Exercise >> Retype each entry below, keeping every character the same.

Data shown >>
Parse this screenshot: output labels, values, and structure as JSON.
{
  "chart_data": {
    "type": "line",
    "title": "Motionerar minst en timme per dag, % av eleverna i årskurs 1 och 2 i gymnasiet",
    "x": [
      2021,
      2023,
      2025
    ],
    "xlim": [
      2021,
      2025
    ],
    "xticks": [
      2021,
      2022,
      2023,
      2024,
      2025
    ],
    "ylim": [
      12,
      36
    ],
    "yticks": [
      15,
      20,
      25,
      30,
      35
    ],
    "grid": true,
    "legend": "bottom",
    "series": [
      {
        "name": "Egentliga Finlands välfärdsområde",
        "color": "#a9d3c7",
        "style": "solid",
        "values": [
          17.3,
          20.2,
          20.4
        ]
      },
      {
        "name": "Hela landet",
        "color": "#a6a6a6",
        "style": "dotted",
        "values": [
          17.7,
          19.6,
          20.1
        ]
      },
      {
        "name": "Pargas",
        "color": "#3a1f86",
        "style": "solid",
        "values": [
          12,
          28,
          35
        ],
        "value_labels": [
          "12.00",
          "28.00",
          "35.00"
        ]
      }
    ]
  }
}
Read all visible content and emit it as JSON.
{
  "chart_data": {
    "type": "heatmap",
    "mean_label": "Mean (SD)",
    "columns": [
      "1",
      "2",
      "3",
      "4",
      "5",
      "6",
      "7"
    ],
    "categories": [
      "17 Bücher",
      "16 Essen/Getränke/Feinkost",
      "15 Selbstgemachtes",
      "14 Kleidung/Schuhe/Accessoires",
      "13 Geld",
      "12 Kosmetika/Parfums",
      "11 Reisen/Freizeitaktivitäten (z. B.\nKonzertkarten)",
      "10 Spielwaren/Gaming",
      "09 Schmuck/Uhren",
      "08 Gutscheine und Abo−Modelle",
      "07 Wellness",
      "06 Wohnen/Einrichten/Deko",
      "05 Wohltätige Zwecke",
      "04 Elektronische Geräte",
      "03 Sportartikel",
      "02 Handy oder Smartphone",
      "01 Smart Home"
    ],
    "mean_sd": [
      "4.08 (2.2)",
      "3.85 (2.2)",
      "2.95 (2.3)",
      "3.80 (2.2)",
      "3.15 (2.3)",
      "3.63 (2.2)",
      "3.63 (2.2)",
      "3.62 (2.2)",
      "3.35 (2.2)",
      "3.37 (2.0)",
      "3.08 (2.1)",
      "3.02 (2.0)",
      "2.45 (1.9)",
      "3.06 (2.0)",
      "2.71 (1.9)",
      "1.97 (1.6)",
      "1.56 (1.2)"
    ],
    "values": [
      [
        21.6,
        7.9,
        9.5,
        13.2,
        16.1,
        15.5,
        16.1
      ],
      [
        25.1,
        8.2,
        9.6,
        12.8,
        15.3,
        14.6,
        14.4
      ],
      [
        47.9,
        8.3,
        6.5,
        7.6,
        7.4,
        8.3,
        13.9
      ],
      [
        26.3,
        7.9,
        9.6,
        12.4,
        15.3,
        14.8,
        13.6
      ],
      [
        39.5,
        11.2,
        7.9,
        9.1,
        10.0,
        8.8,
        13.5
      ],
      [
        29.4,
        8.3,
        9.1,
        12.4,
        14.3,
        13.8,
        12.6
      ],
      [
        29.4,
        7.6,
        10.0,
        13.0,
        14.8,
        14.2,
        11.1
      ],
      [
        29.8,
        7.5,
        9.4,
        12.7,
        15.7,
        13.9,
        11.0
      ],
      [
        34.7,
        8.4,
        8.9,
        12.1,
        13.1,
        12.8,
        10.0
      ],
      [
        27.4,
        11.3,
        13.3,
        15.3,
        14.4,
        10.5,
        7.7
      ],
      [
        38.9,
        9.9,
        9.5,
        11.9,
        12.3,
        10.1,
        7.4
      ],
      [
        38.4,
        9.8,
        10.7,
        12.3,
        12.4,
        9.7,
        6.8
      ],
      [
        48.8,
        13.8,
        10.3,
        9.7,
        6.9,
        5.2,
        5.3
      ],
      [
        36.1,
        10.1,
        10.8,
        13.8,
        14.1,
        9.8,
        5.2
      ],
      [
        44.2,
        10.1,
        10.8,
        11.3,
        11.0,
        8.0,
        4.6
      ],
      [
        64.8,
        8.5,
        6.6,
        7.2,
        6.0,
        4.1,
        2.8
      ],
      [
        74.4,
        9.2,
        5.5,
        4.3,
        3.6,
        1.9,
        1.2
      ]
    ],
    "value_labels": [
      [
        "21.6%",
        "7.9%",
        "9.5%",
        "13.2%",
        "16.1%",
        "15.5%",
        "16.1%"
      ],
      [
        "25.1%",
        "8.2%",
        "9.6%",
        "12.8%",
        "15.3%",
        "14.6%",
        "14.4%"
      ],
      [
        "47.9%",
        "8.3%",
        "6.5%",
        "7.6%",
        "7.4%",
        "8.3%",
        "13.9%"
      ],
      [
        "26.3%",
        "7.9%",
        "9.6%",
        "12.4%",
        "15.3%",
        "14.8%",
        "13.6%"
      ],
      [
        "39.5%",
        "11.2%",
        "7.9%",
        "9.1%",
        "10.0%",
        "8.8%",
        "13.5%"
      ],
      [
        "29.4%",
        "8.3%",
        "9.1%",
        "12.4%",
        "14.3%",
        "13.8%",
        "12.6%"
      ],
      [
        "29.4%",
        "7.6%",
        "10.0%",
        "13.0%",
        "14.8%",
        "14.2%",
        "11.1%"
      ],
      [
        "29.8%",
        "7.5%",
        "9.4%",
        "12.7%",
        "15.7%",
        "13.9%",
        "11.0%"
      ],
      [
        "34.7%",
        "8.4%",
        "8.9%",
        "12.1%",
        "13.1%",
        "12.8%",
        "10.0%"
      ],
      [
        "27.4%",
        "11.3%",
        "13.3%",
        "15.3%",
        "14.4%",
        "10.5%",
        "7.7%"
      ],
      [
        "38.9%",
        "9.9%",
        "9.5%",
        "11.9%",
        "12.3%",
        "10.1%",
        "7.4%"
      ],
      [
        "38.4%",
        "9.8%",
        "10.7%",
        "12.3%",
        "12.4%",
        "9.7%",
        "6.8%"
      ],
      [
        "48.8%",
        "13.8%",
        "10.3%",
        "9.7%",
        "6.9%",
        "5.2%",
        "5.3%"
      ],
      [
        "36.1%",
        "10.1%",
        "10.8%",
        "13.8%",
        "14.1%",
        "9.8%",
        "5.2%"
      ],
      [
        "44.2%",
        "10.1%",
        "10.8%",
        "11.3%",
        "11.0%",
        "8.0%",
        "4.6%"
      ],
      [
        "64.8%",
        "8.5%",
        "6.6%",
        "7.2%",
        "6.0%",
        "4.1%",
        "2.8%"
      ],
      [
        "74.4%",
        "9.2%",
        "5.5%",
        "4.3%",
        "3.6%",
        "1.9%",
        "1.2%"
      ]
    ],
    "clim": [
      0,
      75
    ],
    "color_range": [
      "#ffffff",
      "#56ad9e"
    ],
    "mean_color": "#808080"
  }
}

Problem solution >>
Parse this screenshot: output labels, values, and structure as JSON.
{
  "chart_data": {
    "type": "line",
    "title": "Motionerar minst en timme per dag, % av eleverna i årskurs 1 och 2 i gymnasiet",
    "x": [
      2021,
      2023,
      2025
    ],
    "xlim": [
      2021,
      2025
    ],
    "xticks": [
      2021,
      2022,
      2023,
      2024,
      2025
    ],
    "ylim": [
      12,
      36
    ],
    "yticks": [
      15,
      20,
      25,
      30,
      35
    ],
    "grid": true,
    "legend": "bottom",
    "series": [
      {
        "name": "Egentliga Finlands välfärdsområde",
        "color": "#a9d3c7",
        "style": "solid",
        "values": [
          17.3,
          20.2,
          20.4
        ]
      },
      {
        "name": "Hela landet",
        "color": "#a6a6a6",
        "style": "dotted",
        "values": [
          17.7,
          19.6,
          20.1
        ]
      },
      {
        "name": "Pargas",
        "color": "#3a1f86",
        "style": "solid",
        "values": [
          12,
          28,
          35
        ],
        "value_labels": [
          "12.00",
          "28.00",
          "35.00"
        ]
      }
    ]
  }
}
Read all visible content and emit it as JSON.
{
  "chart_data": {
    "type": "heatmap",
    "mean_label": "Mean (SD)",
    "columns": [
      "1",
      "2",
      "3",
      "4",
      "5",
      "6",
      "7"
    ],
    "categories": [
      "17 Bücher",
      "16 Essen/Getränke/Feinkost",
      "15 Selbstgemachtes",
      "14 Kleidung/Schuhe/Accessoires",
      "13 Geld",
      "12 Kosmetika/Parfums",
      "11 Reisen/Freizeitaktivitäten (z. B.\nKonzertkarten)",
      "10 Spielwaren/Gaming",
      "09 Schmuck/Uhren",
      "08 Gutscheine und Abo−Modelle",
      "07 Wellness",
      "06 Wohnen/Einrichten/Deko",
      "05 Wohltätige Zwecke",
      "04 Elektronische Geräte",
      "03 Sportartikel",
      "02 Handy oder Smartphone",
      "01 Smart Home"
    ],
    "mean_sd": [
      "4.08 (2.2)",
      "3.85 (2.2)",
      "2.95 (2.3)",
      "3.80 (2.2)",
      "3.15 (2.3)",
      "3.63 (2.2)",
      "3.63 (2.2)",
      "3.62 (2.2)",
      "3.35 (2.2)",
      "3.37 (2.0)",
      "3.08 (2.1)",
      "3.02 (2.0)",
      "2.45 (1.9)",
      "3.06 (2.0)",
      "2.71 (1.9)",
      "1.97 (1.6)",
      "1.56 (1.2)"
    ],
    "values": [
      [
        21.6,
        7.9,
        9.5,
        13.2,
        16.1,
        15.5,
        16.1
      ],
      [
        25.1,
        8.2,
        9.6,
        12.8,
        15.3,
        14.6,
        14.4
      ],
      [
        47.9,
        8.3,
        6.5,
        7.6,
        7.4,
        8.3,
        13.9
      ],
      [
        26.3,
        7.9,
        9.6,
        12.4,
        15.3,
        14.8,
        13.6
      ],
      [
        39.5,
        11.2,
        7.9,
        9.1,
        10.0,
        8.8,
        13.5
      ],
      [
        29.4,
        8.3,
        9.1,
        12.4,
        14.3,
        13.8,
        12.6
      ],
      [
        29.4,
        7.6,
        10.0,
        13.0,
        14.8,
        14.2,
        11.1
      ],
      [
        29.8,
        7.5,
        9.4,
        12.7,
        15.7,
        13.9,
        11.0
      ],
      [
        34.7,
        8.4,
        8.9,
        12.1,
        13.1,
        12.8,
        10.0
      ],
      [
        27.4,
        11.3,
        13.3,
        15.3,
        14.4,
        10.5,
        7.7
      ],
      [
        38.9,
        9.9,
        9.5,
        11.9,
        12.3,
        10.1,
        7.4
      ],
      [
        38.4,
        9.8,
        10.7,
        12.3,
        12.4,
        9.7,
        6.8
      ],
      [
        48.8,
        13.8,
        10.3,
        9.7,
        6.9,
        5.2,
        5.3
      ],
      [
        36.1,
        10.1,
        10.8,
        13.8,
        14.1,
        9.8,
        5.2
      ],
      [
        44.2,
        10.1,
        10.8,
        11.3,
        11.0,
        8.0,
        4.6
      ],
      [
        64.8,
        8.5,
        6.6,
        7.2,
        6.0,
        4.1,
        2.8
      ],
      [
        74.4,
        9.2,
        5.5,
        4.3,
        3.6,
        1.9,
        1.2
      ]
    ],
    "value_labels": [
      [
        "21.6%",
        "7.9%",
        "9.5%",
        "13.2%",
        "16.1%",
        "15.5%",
        "16.1%"
      ],
      [
        "25.1%",
        "8.2%",
        "9.6%",
        "12.8%",
        "15.3%",
        "14.6%",
        "14.4%"
      ],
      [
        "47.9%",
        "8.3%",
        "6.5%",
        "7.6%",
        "7.4%",
        "8.3%",
        "13.9%"
      ],
      [
        "26.3%",
        "7.9%",
        "9.6%",
        "12.4%",
        "15.3%",
        "14.8%",
        "13.6%"
      ],
      [
        "39.5%",
        "11.2%",
        "7.9%",
        "9.1%",
        "10.0%",
        "8.8%",
        "13.5%"
      ],
      [
        "29.4%",
        "8.3%",
        "9.1%",
        "12.4%",
        "14.3%",
        "13.8%",
        "12.6%"
      ],
      [
        "29.4%",
        "7.6%",
        "10.0%",
        "13.0%",
        "14.8%",
        "14.2%",
        "11.1%"
      ],
      [
        "29.8%",
        "7.5%",
        "9.4%",
        "12.7%",
        "15.7%",
        "13.9%",
        "11.0%"
      ],
      [
        "34.7%",
        "8.4%",
        "8.9%",
        "12.1%",
        "13.1%",
        "12.8%",
        "10.0%"
      ],
      [
        "27.4%",
        "11.3%",
        "13.3%",
        "15.3%",
        "14.4%",
        "10.5%",
        "7.7%"
      ],
      [
        "38.9%",
        "9.9%",
        "9.5%",
        "11.9%",
        "12.3%",
        "10.1%",
        "7.4%"
      ],
      [
        "38.4%",
        "9.8%",
        "10.7%",
        "12.3%",
        "12.4%",
        "9.7%",
        "6.8%"
      ],
      [
        "48.8%",
        "13.8%",
        "10.3%",
        "9.7%",
        "6.9%",
        "5.2%",
        "5.3%"
      ],
      [
        "36.1%",
        "10.1%",
        "10.8%",
        "13.8%",
        "14.1%",
        "9.8%",
        "5.2%"
      ],
      [
        "44.2%",
        "10.1%",
        "10.8%",
        "11.3%",
        "11.0%",
        "8.0%",
        "4.6%"
      ],
      [
        "64.8%",
        "8.5%",
        "6.6%",
        "7.2%",
        "6.0%",
        "4.1%",
        "2.8%"
      ],
      [
        "74.4%",
        "9.2%",
        "5.5%",
        "4.3%",
        "3.6%",
        "1.9%",
        "1.2%"
      ]
    ],
    "clim": [
      0,
      75
    ],
    "color_range": [
      "#ffffff",
      "#56ad9e"
    ],
    "mean_color": "#808080"
  }
}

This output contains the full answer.